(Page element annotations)
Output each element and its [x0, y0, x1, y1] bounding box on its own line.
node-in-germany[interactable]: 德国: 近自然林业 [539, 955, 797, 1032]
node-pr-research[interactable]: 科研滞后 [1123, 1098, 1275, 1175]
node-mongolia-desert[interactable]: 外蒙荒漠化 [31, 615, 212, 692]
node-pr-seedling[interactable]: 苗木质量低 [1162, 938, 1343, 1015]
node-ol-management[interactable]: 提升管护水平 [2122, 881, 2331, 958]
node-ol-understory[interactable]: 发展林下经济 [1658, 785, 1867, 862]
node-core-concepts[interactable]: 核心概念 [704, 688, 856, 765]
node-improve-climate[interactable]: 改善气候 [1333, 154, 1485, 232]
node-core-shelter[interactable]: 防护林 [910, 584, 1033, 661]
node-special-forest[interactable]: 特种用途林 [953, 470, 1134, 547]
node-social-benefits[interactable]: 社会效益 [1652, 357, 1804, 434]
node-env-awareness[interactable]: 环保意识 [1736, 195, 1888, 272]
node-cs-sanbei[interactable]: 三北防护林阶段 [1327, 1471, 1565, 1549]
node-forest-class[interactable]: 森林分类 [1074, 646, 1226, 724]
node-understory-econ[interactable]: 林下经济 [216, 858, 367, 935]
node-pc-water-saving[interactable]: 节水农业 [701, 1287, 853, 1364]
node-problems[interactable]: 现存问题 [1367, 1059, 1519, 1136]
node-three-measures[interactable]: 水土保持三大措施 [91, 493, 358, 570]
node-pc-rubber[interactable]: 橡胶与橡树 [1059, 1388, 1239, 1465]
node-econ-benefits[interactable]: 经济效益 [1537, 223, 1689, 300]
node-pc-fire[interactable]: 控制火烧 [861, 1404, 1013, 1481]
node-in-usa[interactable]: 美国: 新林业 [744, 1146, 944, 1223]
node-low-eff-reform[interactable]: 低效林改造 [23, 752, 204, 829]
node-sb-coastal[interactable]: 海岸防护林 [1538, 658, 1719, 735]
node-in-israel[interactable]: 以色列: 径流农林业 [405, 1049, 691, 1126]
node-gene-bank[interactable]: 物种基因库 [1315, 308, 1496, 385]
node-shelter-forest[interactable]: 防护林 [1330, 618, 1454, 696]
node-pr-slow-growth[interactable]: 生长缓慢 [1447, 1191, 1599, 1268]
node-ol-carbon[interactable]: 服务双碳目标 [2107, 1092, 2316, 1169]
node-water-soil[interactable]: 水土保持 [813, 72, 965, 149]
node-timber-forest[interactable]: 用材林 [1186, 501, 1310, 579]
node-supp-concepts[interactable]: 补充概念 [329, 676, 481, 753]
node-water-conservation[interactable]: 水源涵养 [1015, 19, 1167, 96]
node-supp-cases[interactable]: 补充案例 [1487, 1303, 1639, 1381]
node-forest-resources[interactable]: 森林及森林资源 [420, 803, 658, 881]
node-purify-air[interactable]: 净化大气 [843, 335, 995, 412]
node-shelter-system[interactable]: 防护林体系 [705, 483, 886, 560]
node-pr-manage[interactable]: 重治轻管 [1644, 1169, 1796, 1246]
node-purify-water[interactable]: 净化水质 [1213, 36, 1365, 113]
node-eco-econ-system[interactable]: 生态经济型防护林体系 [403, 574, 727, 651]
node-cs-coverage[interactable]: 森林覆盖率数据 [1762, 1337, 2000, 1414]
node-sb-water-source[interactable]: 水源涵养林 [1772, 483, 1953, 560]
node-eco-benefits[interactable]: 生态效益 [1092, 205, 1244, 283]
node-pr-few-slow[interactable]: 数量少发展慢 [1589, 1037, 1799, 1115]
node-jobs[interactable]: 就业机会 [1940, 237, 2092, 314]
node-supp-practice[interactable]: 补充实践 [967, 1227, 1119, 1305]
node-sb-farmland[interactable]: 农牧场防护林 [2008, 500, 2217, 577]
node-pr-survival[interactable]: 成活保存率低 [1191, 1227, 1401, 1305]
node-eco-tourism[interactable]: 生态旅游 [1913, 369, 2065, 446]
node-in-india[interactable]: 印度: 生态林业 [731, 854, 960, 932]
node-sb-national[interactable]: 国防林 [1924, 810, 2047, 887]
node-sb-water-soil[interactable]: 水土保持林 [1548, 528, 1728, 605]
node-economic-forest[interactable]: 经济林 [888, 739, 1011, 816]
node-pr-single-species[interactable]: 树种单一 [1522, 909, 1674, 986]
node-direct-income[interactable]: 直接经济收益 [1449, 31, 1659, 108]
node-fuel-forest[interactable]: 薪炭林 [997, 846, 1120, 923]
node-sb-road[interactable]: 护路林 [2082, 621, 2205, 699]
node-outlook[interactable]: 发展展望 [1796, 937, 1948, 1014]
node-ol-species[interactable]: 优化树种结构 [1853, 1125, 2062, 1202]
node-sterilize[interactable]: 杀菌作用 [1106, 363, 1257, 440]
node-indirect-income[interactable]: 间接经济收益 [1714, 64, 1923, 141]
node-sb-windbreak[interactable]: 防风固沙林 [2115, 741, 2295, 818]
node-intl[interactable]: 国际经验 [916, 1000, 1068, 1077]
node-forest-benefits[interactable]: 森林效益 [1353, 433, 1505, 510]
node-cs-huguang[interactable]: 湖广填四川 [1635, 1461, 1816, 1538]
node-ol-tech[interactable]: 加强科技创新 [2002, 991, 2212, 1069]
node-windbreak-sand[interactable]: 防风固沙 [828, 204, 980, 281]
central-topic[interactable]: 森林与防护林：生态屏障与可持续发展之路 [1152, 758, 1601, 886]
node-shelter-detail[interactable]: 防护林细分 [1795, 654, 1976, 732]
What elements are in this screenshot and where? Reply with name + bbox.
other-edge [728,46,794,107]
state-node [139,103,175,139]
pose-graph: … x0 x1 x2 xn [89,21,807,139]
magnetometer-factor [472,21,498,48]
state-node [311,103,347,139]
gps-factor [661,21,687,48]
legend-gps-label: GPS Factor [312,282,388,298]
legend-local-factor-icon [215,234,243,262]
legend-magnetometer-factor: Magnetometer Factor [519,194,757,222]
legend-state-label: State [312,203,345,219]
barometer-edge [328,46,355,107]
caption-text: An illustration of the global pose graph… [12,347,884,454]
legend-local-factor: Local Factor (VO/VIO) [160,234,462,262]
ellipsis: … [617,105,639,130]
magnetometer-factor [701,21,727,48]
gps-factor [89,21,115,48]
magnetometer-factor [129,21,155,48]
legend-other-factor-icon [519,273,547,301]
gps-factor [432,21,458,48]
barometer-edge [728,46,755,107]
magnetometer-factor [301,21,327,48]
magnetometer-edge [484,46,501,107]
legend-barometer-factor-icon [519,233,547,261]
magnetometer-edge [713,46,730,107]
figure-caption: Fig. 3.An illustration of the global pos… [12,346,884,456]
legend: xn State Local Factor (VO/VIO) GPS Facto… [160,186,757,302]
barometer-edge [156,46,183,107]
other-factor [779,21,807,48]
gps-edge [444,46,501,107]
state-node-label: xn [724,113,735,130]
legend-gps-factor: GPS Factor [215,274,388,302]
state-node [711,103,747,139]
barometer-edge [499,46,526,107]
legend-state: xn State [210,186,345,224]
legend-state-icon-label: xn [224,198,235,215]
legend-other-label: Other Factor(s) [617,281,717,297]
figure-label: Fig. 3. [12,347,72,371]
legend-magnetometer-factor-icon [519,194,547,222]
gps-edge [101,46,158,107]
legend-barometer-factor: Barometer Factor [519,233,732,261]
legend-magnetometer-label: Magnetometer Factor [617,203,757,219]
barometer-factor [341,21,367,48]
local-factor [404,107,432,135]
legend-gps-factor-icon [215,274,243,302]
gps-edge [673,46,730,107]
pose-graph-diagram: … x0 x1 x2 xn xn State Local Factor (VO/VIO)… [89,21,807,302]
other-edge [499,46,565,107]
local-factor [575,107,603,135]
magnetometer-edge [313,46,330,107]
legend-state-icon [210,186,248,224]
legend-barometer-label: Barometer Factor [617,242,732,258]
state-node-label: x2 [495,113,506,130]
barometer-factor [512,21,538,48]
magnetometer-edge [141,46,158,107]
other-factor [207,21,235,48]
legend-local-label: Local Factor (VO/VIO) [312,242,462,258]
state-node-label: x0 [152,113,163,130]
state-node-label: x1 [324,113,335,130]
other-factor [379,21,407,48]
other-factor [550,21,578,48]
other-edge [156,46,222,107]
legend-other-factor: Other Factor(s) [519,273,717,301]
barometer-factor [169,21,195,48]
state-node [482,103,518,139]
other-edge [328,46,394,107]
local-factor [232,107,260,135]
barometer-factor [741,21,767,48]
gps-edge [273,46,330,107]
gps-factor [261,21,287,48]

→ Your goal:
Replace "interactable" with "clickable" in the rows from the first line up to and including the line with "node-ol-understory[interactable]: 发展林下经济 [1658, 785, 1867, 862]", keeping everything else unchanged. Return only those lines.

→ The response:
Output each element and its [x0, y0, x1, y1] bounding box on its own line.
node-in-germany[clickable]: 德国: 近自然林业 [539, 955, 797, 1032]
node-pr-research[clickable]: 科研滞后 [1123, 1098, 1275, 1175]
node-mongolia-desert[clickable]: 外蒙荒漠化 [31, 615, 212, 692]
node-pr-seedling[clickable]: 苗木质量低 [1162, 938, 1343, 1015]
node-ol-management[clickable]: 提升管护水平 [2122, 881, 2331, 958]
node-ol-understory[clickable]: 发展林下经济 [1658, 785, 1867, 862]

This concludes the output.